▶ **Written exercise**:
Repeat every line of the material, character for character.

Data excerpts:
-- -- --

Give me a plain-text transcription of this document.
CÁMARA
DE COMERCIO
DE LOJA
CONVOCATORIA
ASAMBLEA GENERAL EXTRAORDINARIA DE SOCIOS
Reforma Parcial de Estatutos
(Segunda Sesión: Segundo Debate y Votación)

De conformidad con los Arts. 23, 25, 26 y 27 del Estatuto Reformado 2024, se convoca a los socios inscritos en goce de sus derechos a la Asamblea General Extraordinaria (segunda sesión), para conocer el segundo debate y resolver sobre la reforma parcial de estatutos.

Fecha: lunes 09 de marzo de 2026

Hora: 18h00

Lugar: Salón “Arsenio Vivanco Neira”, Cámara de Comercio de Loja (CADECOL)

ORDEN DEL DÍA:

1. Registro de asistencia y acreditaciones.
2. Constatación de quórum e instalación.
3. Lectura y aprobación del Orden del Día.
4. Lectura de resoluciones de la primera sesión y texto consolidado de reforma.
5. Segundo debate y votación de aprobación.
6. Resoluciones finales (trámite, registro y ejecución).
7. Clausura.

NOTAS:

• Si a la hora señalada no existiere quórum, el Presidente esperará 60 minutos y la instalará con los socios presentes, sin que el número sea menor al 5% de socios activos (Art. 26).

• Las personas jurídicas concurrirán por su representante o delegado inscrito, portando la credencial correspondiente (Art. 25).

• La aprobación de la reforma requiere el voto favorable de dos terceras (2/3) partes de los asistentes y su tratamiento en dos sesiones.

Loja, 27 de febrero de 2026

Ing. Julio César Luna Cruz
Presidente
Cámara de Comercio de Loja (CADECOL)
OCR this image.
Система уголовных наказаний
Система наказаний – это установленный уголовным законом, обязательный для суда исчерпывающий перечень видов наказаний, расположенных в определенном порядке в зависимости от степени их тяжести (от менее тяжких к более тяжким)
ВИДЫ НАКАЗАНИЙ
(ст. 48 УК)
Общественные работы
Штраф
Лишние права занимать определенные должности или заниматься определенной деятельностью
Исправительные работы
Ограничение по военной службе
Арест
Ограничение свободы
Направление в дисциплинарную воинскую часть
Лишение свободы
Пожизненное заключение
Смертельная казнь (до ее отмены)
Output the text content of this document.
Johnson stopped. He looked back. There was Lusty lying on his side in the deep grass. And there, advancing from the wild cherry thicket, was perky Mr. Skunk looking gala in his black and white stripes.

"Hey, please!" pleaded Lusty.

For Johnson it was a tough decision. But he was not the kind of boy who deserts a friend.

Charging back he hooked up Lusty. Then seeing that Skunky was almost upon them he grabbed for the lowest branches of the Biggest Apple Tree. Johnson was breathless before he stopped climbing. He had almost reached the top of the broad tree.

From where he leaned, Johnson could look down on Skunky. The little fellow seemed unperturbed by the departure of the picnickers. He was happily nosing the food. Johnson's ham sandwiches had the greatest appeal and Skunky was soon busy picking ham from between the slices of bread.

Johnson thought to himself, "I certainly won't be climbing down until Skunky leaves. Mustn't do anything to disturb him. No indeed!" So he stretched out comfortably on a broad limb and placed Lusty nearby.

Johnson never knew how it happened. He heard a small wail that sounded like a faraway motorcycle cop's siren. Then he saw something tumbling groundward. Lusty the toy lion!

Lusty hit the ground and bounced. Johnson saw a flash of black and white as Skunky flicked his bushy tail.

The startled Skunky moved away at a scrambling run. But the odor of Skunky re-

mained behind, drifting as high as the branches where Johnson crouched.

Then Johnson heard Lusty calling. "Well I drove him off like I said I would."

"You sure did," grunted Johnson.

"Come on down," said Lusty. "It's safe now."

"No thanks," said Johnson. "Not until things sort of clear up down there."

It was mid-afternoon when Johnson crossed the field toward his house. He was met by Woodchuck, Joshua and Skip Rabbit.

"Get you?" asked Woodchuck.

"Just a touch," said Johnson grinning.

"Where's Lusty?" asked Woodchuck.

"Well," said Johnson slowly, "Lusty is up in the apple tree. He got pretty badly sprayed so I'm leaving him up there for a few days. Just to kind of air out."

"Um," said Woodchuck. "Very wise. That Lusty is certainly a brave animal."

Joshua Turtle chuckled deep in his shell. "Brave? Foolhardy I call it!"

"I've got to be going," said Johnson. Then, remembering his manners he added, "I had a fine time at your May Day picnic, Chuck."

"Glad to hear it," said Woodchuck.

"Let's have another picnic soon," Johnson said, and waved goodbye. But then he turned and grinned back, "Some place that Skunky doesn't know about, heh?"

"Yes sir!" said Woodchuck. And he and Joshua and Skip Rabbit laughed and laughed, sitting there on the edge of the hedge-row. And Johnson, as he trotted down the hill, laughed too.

-- -- --

▶ **Full response**:
Give me a plain-text transcription of this document.
CÁMARA
DE COMERCIO
DE LOJA
CONVOCATORIA
ASAMBLEA GENERAL EXTRAORDINARIA DE SOCIOS
Reforma Parcial de Estatutos
(Segunda Sesión: Segundo Debate y Votación)

De conformidad con los Arts. 23, 25, 26 y 27 del Estatuto Reformado 2024, se convoca a los socios inscritos en goce de sus derechos a la Asamblea General Extraordinaria (segunda sesión), para conocer el segundo debate y resolver sobre la reforma parcial de estatutos.

Fecha: lunes 09 de marzo de 2026

Hora: 18h00

Lugar: Salón “Arsenio Vivanco Neira”, Cámara de Comercio de Loja (CADECOL)

ORDEN DEL DÍA:

1. Registro de asistencia y acreditaciones.
2. Constatación de quórum e instalación.
3. Lectura y aprobación del Orden del Día.
4. Lectura de resoluciones de la primera sesión y texto consolidado de reforma.
5. Segundo debate y votación de aprobación.
6. Resoluciones finales (trámite, registro y ejecución).
7. Clausura.

NOTAS:

• Si a la hora señalada no existiere quórum, el Presidente esperará 60 minutos y la instalará con los socios presentes, sin que el número sea menor al 5% de socios activos (Art. 26).

• Las personas jurídicas concurrirán por su representante o delegado inscrito, portando la credencial correspondiente (Art. 25).

• La aprobación de la reforma requiere el voto favorable de dos terceras (2/3) partes de los asistentes y su tratamiento en dos sesiones.

Loja, 27 de febrero de 2026

Ing. Julio César Luna Cruz
Presidente
Cámara de Comercio de Loja (CADECOL)
OCR this image.
Система уголовных наказаний
Система наказаний – это установленный уголовным законом, обязательный для суда исчерпывающий перечень видов наказаний, расположенных в определенном порядке в зависимости от степени их тяжести (от менее тяжких к более тяжким)
ВИДЫ НАКАЗАНИЙ
(ст. 48 УК)
Общественные работы
Штраф
Лишние права занимать определенные должности или заниматься определенной деятельностью
Исправительные работы
Ограничение по военной службе
Арест
Ограничение свободы
Направление в дисциплинарную воинскую часть
Лишение свободы
Пожизненное заключение
Смертельная казнь (до ее отмены)
Output the text content of this document.
Johnson stopped. He looked back. There was Lusty lying on his side in the deep grass. And there, advancing from the wild cherry thicket, was perky Mr. Skunk looking gala in his black and white stripes.

"Hey, please!" pleaded Lusty.

For Johnson it was a tough decision. But he was not the kind of boy who deserts a friend.

Charging back he hooked up Lusty. Then seeing that Skunky was almost upon them he grabbed for the lowest branches of the Biggest Apple Tree. Johnson was breathless before he stopped climbing. He had almost reached the top of the broad tree.

From where he leaned, Johnson could look down on Skunky. The little fellow seemed unperturbed by the departure of the picnickers. He was happily nosing the food. Johnson's ham sandwiches had the greatest appeal and Skunky was soon busy picking ham from between the slices of bread.

Johnson thought to himself, "I certainly won't be climbing down until Skunky leaves. Mustn't do anything to disturb him. No indeed!" So he stretched out comfortably on a broad limb and placed Lusty nearby.

Johnson never knew how it happened. He heard a small wail that sounded like a faraway motorcycle cop's siren. Then he saw something tumbling groundward. Lusty the toy lion!

Lusty hit the ground and bounced. Johnson saw a flash of black and white as Skunky flicked his bushy tail.

The startled Skunky moved away at a scrambling run. But the odor of Skunky re-

mained behind, drifting as high as the branches where Johnson crouched.

Then Johnson heard Lusty calling. "Well I drove him off like I said I would."

"You sure did," grunted Johnson.

"Come on down," said Lusty. "It's safe now."

"No thanks," said Johnson. "Not until things sort of clear up down there."

It was mid-afternoon when Johnson crossed the field toward his house. He was met by Woodchuck, Joshua and Skip Rabbit.

"Get you?" asked Woodchuck.

"Just a touch," said Johnson grinning.

"Where's Lusty?" asked Woodchuck.

"Well," said Johnson slowly, "Lusty is up in the apple tree. He got pretty badly sprayed so I'm leaving him up there for a few days. Just to kind of air out."

"Um," said Woodchuck. "Very wise. That Lusty is certainly a brave animal."

Joshua Turtle chuckled deep in his shell. "Brave? Foolhardy I call it!"

"I've got to be going," said Johnson. Then, remembering his manners he added, "I had a fine time at your May Day picnic, Chuck."

"Glad to hear it," said Woodchuck.

"Let's have another picnic soon," Johnson said, and waved goodbye. But then he turned and grinned back, "Some place that Skunky doesn't know about, heh?"

"Yes sir!" said Woodchuck. And he and Joshua and Skip Rabbit laughed and laughed, sitting there on the edge of the hedge-row. And Johnson, as he trotted down the hill, laughed too.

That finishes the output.